** start DATASET RECORDS **

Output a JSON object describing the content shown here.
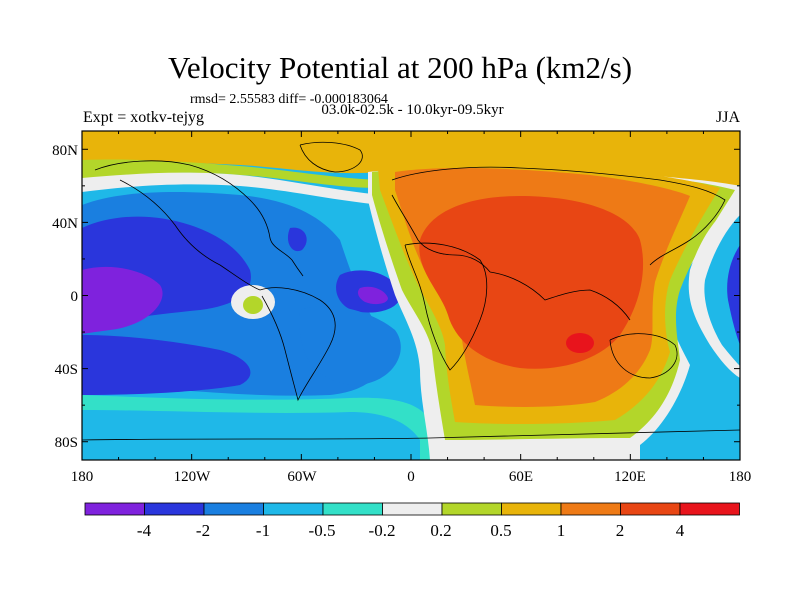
{
  "title": "Velocity Potential at 200 hPa (km2/s)",
  "stats": "rmsd= 2.55583 diff= -0.000183064",
  "expt": "Expt = xotkv-tejyg",
  "period": "03.0k-02.5k - 10.0kyr-09.5kyr",
  "season": "JJA",
  "map": {
    "projection": "cylindrical-equidistant",
    "lon_range": [
      -180,
      180
    ],
    "lat_range": [
      -90,
      90
    ],
    "x_tick_labels": [
      "180",
      "120W",
      "60W",
      "0",
      "60E",
      "120E",
      "180"
    ],
    "y_tick_labels": [
      "80N",
      "40N",
      "0",
      "40S",
      "80S"
    ],
    "field": "velocity potential anomaly",
    "positive_region": "Africa, Eurasia, Indian Ocean",
    "negative_region": "Pacific, Americas, Atlantic"
  },
  "colorbar": {
    "labels": [
      "-4",
      "-2",
      "-1",
      "-0.5",
      "-0.2",
      "0.2",
      "0.5",
      "1",
      "2",
      "4"
    ],
    "colors": [
      "#7f22dd",
      "#2a36dc",
      "#1a7fe0",
      "#1fb8e8",
      "#33e0c8",
      "#eeeeee",
      "#b3d62a",
      "#e8b40a",
      "#ee7a16",
      "#e84614",
      "#e8141c"
    ]
  }
}
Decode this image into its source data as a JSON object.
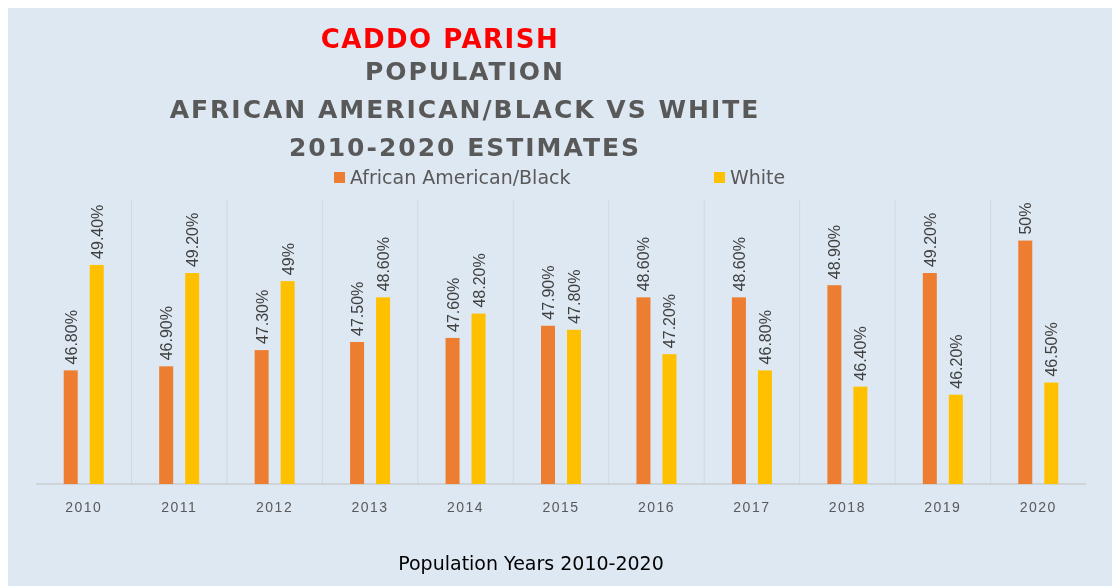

** end DATASET RECORDS **

◆ AIM OF THE TASK ◆
Write out all the entries exactly, except for the pictures.

◆ TASK SOLUTION ◆
Output a JSON object describing the content shown here.
{
  "title": "Velocity Potential at 200 hPa (km2/s)",
  "stats": "rmsd= 2.55583 diff= -0.000183064",
  "expt": "Expt = xotkv-tejyg",
  "period": "03.0k-02.5k - 10.0kyr-09.5kyr",
  "season": "JJA",
  "map": {
    "projection": "cylindrical-equidistant",
    "lon_range": [
      -180,
      180
    ],
    "lat_range": [
      -90,
      90
    ],
    "x_tick_labels": [
      "180",
      "120W",
      "60W",
      "0",
      "60E",
      "120E",
      "180"
    ],
    "y_tick_labels": [
      "80N",
      "40N",
      "0",
      "40S",
      "80S"
    ],
    "field": "velocity potential anomaly",
    "positive_region": "Africa, Eurasia, Indian Ocean",
    "negative_region": "Pacific, Americas, Atlantic"
  },
  "colorbar": {
    "labels": [
      "-4",
      "-2",
      "-1",
      "-0.5",
      "-0.2",
      "0.2",
      "0.5",
      "1",
      "2",
      "4"
    ],
    "colors": [
      "#7f22dd",
      "#2a36dc",
      "#1a7fe0",
      "#1fb8e8",
      "#33e0c8",
      "#eeeeee",
      "#b3d62a",
      "#e8b40a",
      "#ee7a16",
      "#e84614",
      "#e8141c"
    ]
  }
}
Decode this image into its source data as a JSON object.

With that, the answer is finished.